*EXERCISE*
Check every line of the data below for the string "title", and copy the ones that hold it.

· · ·

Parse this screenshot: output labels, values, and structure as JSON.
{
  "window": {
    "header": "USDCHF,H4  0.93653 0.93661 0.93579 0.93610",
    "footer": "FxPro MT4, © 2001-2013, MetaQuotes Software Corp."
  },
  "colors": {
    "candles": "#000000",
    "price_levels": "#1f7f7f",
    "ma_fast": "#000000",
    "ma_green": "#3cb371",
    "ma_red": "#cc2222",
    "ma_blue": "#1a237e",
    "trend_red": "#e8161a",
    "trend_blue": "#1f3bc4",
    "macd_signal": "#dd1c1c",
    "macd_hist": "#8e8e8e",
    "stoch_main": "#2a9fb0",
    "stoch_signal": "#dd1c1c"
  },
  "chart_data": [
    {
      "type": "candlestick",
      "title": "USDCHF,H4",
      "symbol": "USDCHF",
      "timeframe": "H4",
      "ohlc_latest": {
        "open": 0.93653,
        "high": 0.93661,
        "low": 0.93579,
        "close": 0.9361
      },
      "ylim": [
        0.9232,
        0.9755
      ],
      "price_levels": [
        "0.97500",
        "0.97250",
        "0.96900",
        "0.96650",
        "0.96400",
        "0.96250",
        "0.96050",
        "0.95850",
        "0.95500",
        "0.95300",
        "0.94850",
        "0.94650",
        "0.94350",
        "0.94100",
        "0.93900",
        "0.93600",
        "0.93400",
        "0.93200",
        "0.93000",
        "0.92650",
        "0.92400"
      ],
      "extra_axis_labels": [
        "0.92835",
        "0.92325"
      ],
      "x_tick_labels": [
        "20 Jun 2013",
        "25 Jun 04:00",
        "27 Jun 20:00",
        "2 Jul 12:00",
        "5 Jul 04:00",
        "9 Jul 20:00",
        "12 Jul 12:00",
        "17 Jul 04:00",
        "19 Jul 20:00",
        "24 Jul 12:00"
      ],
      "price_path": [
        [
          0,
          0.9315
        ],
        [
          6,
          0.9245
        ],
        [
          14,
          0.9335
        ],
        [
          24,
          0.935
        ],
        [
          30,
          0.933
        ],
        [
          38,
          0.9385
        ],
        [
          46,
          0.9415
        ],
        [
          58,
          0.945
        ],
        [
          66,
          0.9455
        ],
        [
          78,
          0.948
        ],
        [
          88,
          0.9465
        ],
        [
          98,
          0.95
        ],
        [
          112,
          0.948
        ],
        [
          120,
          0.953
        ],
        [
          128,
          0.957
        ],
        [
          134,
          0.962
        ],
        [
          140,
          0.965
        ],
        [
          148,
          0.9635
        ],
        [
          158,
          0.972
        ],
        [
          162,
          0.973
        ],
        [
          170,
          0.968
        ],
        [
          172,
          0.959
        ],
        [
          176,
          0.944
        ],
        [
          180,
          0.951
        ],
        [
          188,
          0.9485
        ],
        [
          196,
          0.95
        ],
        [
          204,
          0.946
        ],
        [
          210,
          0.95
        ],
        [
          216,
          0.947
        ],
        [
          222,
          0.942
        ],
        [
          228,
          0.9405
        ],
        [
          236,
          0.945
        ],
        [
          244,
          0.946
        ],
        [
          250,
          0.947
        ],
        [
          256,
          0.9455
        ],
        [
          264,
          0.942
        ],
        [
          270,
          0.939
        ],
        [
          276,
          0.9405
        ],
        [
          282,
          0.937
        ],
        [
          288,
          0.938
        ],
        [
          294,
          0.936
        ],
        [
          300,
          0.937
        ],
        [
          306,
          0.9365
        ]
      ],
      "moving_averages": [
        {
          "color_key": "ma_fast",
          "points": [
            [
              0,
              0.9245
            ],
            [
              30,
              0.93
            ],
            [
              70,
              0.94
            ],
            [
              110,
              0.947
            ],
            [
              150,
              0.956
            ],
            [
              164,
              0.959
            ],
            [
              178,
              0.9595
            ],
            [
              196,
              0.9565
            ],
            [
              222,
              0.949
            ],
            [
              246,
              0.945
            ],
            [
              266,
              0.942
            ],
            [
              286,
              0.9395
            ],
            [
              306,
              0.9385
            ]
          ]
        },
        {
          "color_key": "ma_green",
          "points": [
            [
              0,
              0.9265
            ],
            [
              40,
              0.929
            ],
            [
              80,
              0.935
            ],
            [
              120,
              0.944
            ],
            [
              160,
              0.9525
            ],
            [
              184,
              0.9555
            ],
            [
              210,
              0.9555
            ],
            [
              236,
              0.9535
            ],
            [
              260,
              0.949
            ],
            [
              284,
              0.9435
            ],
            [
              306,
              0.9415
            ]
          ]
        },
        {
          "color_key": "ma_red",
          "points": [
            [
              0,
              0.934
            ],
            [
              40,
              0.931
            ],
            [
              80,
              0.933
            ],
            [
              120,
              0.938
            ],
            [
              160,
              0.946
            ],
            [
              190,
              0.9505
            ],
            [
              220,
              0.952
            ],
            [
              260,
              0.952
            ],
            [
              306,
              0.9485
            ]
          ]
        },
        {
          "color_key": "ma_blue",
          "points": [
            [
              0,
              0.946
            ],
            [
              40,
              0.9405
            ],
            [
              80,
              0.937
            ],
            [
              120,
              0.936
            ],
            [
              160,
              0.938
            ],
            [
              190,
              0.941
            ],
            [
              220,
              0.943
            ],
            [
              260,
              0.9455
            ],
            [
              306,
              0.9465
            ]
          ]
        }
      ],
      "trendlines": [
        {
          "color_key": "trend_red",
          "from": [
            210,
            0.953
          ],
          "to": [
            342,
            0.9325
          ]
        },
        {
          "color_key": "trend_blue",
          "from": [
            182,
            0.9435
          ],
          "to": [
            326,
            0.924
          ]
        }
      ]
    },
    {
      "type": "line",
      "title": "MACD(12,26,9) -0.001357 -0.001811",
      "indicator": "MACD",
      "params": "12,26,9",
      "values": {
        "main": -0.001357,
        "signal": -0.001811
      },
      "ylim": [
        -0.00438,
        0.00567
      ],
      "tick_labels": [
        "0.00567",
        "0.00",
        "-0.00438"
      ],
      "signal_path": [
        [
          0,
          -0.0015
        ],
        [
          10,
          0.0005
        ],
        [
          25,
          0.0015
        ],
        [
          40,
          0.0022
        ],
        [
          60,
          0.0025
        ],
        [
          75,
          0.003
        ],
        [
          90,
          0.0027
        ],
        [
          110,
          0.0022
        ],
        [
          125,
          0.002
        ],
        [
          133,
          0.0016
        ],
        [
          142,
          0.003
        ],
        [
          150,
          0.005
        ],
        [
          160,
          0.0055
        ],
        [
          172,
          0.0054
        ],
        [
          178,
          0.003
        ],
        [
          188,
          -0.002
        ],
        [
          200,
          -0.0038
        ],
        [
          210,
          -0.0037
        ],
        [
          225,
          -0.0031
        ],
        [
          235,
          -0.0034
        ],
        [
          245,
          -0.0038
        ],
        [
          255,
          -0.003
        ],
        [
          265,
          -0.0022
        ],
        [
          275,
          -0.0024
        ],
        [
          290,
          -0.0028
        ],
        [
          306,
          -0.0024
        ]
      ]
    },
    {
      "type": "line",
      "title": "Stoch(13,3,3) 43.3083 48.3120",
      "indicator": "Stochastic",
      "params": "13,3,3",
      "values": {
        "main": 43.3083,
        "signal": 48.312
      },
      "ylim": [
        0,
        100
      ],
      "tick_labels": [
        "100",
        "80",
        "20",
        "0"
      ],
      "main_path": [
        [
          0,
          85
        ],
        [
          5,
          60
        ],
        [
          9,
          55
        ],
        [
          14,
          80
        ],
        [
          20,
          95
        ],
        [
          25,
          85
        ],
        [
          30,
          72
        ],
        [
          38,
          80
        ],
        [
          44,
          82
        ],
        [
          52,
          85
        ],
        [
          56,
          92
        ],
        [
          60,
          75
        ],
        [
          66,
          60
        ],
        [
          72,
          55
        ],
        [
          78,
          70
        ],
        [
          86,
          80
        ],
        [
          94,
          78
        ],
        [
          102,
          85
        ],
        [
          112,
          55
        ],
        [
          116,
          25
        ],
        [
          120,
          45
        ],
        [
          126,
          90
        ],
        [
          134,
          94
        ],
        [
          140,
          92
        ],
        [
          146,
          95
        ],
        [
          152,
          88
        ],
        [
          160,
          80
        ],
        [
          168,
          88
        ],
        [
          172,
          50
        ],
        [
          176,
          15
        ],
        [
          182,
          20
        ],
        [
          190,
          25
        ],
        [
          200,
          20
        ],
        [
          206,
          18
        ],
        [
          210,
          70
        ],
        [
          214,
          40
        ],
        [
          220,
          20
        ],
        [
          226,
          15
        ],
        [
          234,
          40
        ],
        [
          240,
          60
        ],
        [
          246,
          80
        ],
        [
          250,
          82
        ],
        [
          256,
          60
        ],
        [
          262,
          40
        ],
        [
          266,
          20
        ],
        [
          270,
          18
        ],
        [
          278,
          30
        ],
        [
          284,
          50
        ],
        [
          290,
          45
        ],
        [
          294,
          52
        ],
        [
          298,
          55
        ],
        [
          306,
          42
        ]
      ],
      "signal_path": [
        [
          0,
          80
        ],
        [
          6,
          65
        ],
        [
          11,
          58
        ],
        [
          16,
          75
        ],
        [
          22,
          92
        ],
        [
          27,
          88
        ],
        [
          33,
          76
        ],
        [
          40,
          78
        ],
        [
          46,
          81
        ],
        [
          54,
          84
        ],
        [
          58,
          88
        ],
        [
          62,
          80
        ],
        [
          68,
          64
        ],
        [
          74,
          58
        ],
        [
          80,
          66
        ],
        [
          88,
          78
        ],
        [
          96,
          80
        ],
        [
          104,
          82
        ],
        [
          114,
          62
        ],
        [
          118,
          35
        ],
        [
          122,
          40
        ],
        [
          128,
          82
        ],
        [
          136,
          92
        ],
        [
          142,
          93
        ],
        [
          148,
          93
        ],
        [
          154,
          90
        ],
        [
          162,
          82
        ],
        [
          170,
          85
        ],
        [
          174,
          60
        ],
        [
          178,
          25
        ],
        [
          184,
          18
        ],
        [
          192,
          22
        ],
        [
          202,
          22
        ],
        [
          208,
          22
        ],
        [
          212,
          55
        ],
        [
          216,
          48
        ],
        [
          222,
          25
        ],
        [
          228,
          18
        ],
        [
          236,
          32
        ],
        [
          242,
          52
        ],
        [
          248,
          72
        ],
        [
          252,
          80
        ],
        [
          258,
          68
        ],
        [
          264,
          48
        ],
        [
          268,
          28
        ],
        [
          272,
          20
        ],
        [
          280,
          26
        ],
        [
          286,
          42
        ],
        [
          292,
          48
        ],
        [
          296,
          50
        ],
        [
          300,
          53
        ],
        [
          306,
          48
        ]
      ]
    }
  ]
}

· · ·

*WORKED SOLUTION*
      "title": "USDCHF,H4",
      "title": "MACD(12,26,9) -0.001357 -0.001811",
      "title": "Stoch(13,3,3) 43.3083 48.3120",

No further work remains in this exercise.